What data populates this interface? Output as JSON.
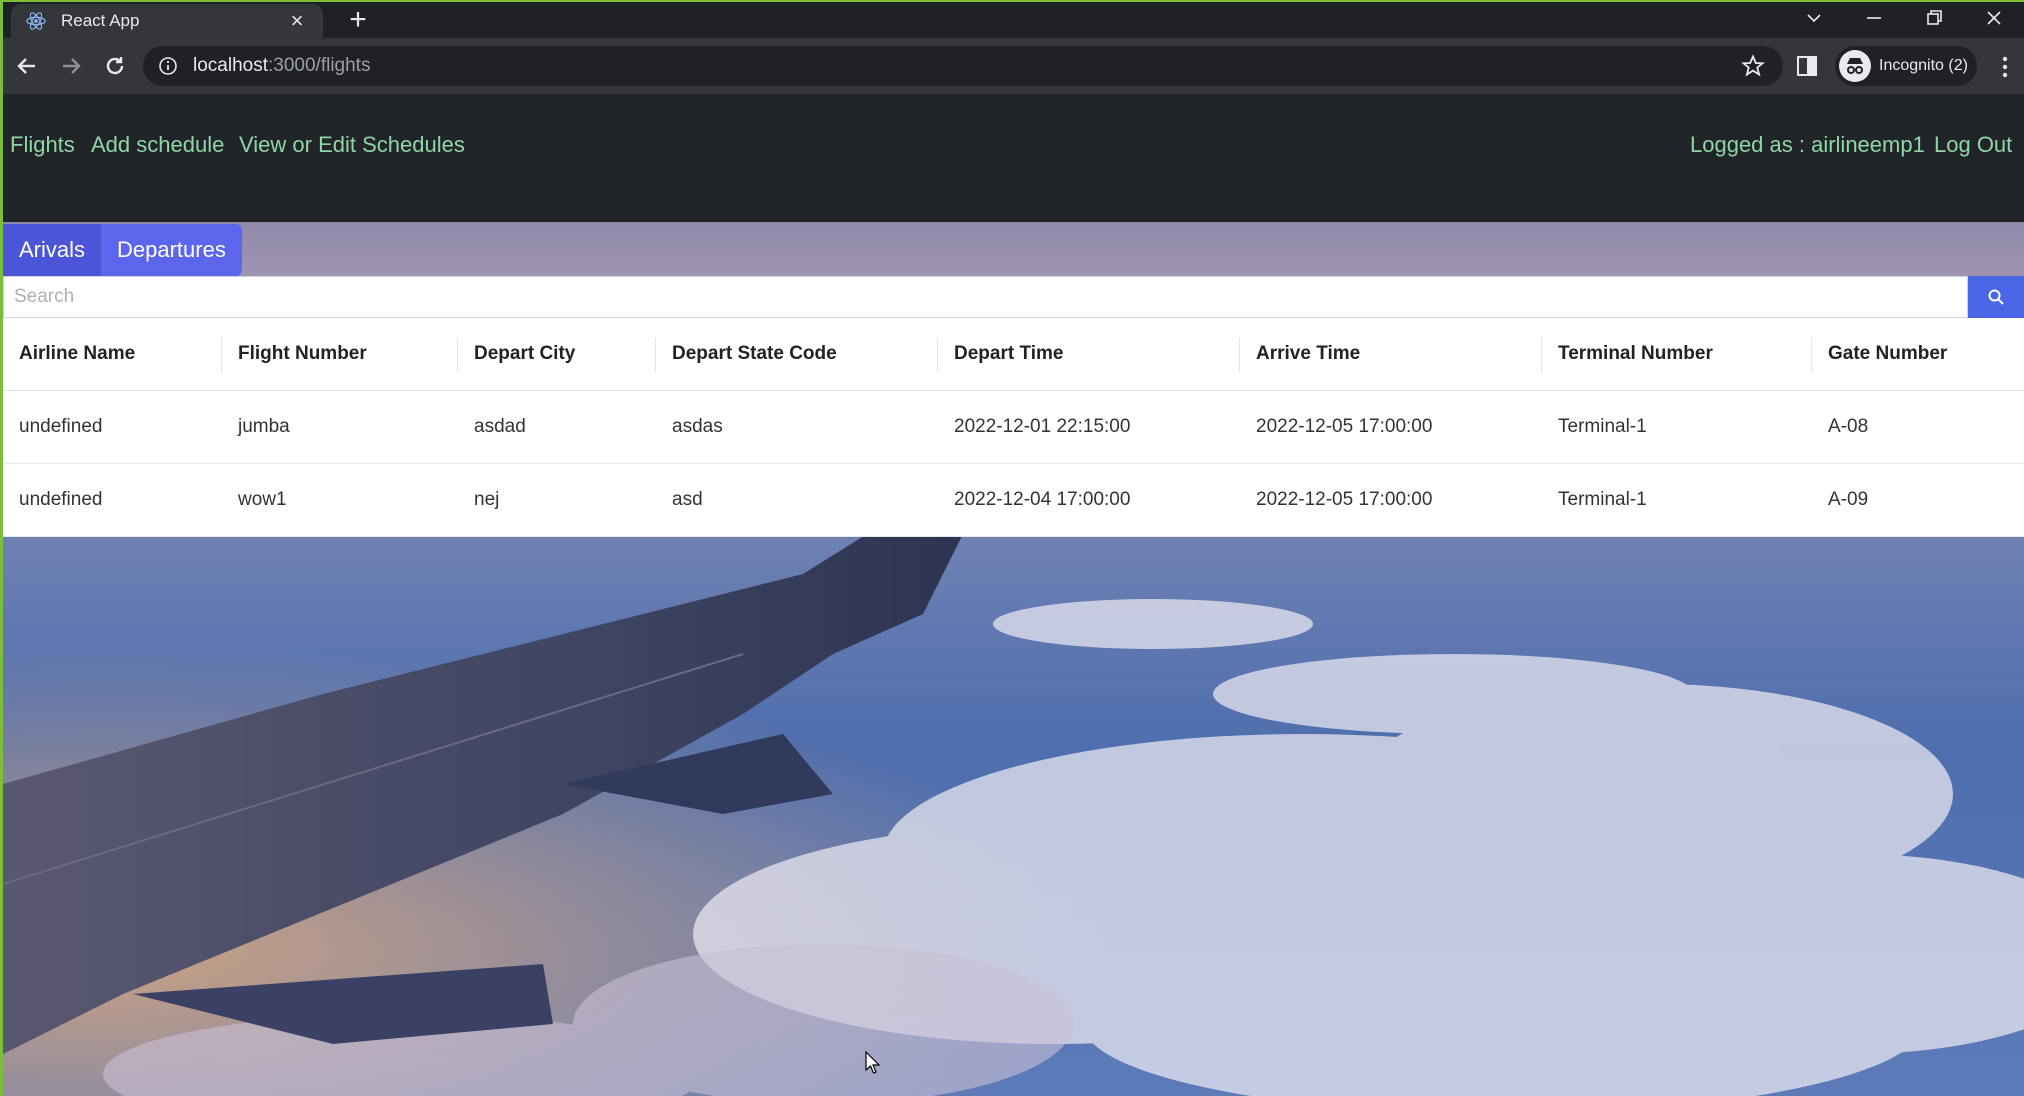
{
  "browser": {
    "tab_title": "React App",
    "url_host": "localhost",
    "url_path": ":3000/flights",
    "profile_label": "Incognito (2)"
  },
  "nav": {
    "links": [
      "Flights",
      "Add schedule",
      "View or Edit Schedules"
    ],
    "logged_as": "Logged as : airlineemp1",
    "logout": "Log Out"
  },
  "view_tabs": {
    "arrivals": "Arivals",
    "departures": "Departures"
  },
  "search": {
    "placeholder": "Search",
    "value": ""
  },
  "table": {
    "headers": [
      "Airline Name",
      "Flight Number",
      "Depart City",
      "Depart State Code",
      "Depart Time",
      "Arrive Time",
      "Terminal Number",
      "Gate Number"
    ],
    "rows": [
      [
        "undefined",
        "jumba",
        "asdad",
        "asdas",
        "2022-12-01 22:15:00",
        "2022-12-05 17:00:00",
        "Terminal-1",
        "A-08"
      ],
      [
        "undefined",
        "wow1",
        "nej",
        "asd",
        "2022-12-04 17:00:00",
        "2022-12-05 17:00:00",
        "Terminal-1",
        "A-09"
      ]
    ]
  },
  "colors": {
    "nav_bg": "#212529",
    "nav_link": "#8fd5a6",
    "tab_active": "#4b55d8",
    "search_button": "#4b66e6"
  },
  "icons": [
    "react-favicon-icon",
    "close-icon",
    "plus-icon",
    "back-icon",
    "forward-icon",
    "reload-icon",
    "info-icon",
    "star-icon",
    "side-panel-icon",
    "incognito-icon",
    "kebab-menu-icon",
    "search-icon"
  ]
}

▸ **EXERCISE BRIEF**
Without including any pictures, reproduce the listing exactly.

▸ **ANSWER FOR THE TASK**
What data populates this interface? Output as JSON.
{
  "browser": {
    "tab_title": "React App",
    "url_host": "localhost",
    "url_path": ":3000/flights",
    "profile_label": "Incognito (2)"
  },
  "nav": {
    "links": [
      "Flights",
      "Add schedule",
      "View or Edit Schedules"
    ],
    "logged_as": "Logged as : airlineemp1",
    "logout": "Log Out"
  },
  "view_tabs": {
    "arrivals": "Arivals",
    "departures": "Departures"
  },
  "search": {
    "placeholder": "Search",
    "value": ""
  },
  "table": {
    "headers": [
      "Airline Name",
      "Flight Number",
      "Depart City",
      "Depart State Code",
      "Depart Time",
      "Arrive Time",
      "Terminal Number",
      "Gate Number"
    ],
    "rows": [
      [
        "undefined",
        "jumba",
        "asdad",
        "asdas",
        "2022-12-01 22:15:00",
        "2022-12-05 17:00:00",
        "Terminal-1",
        "A-08"
      ],
      [
        "undefined",
        "wow1",
        "nej",
        "asd",
        "2022-12-04 17:00:00",
        "2022-12-05 17:00:00",
        "Terminal-1",
        "A-09"
      ]
    ]
  },
  "colors": {
    "nav_bg": "#212529",
    "nav_link": "#8fd5a6",
    "tab_active": "#4b55d8",
    "search_button": "#4b66e6"
  },
  "icons": [
    "react-favicon-icon",
    "close-icon",
    "plus-icon",
    "back-icon",
    "forward-icon",
    "reload-icon",
    "info-icon",
    "star-icon",
    "side-panel-icon",
    "incognito-icon",
    "kebab-menu-icon",
    "search-icon"
  ]
}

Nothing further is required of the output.